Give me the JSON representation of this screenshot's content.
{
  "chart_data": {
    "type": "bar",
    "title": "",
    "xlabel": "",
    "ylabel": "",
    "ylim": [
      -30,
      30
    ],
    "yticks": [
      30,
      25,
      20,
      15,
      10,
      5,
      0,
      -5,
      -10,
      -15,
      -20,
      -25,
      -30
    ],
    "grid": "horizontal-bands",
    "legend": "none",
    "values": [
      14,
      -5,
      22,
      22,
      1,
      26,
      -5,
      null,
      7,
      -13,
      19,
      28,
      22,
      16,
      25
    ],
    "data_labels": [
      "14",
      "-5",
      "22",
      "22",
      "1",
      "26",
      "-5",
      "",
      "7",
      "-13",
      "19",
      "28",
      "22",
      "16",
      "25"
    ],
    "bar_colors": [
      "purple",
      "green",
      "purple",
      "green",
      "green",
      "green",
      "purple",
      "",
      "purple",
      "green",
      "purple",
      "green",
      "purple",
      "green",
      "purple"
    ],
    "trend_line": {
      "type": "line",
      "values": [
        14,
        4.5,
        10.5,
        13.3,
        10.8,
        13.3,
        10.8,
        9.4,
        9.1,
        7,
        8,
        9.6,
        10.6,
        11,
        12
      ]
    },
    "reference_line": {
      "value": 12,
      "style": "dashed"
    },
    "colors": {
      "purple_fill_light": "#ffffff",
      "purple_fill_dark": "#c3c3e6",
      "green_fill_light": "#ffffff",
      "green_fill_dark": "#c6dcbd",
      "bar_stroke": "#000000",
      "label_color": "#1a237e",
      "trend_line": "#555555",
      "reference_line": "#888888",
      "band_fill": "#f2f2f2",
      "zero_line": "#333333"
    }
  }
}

····················

» **EXERCISE DESCRIPTION**
The data above must be returned in full, exactly as written.

» **OUTPUT FOR THIS EXERCISE**
Give me the JSON representation of this screenshot's content.
{
  "chart_data": {
    "type": "bar",
    "title": "",
    "xlabel": "",
    "ylabel": "",
    "ylim": [
      -30,
      30
    ],
    "yticks": [
      30,
      25,
      20,
      15,
      10,
      5,
      0,
      -5,
      -10,
      -15,
      -20,
      -25,
      -30
    ],
    "grid": "horizontal-bands",
    "legend": "none",
    "values": [
      14,
      -5,
      22,
      22,
      1,
      26,
      -5,
      null,
      7,
      -13,
      19,
      28,
      22,
      16,
      25
    ],
    "data_labels": [
      "14",
      "-5",
      "22",
      "22",
      "1",
      "26",
      "-5",
      "",
      "7",
      "-13",
      "19",
      "28",
      "22",
      "16",
      "25"
    ],
    "bar_colors": [
      "purple",
      "green",
      "purple",
      "green",
      "green",
      "green",
      "purple",
      "",
      "purple",
      "green",
      "purple",
      "green",
      "purple",
      "green",
      "purple"
    ],
    "trend_line": {
      "type": "line",
      "values": [
        14,
        4.5,
        10.5,
        13.3,
        10.8,
        13.3,
        10.8,
        9.4,
        9.1,
        7,
        8,
        9.6,
        10.6,
        11,
        12
      ]
    },
    "reference_line": {
      "value": 12,
      "style": "dashed"
    },
    "colors": {
      "purple_fill_light": "#ffffff",
      "purple_fill_dark": "#c3c3e6",
      "green_fill_light": "#ffffff",
      "green_fill_dark": "#c6dcbd",
      "bar_stroke": "#000000",
      "label_color": "#1a237e",
      "trend_line": "#555555",
      "reference_line": "#888888",
      "band_fill": "#f2f2f2",
      "zero_line": "#333333"
    }
  }
}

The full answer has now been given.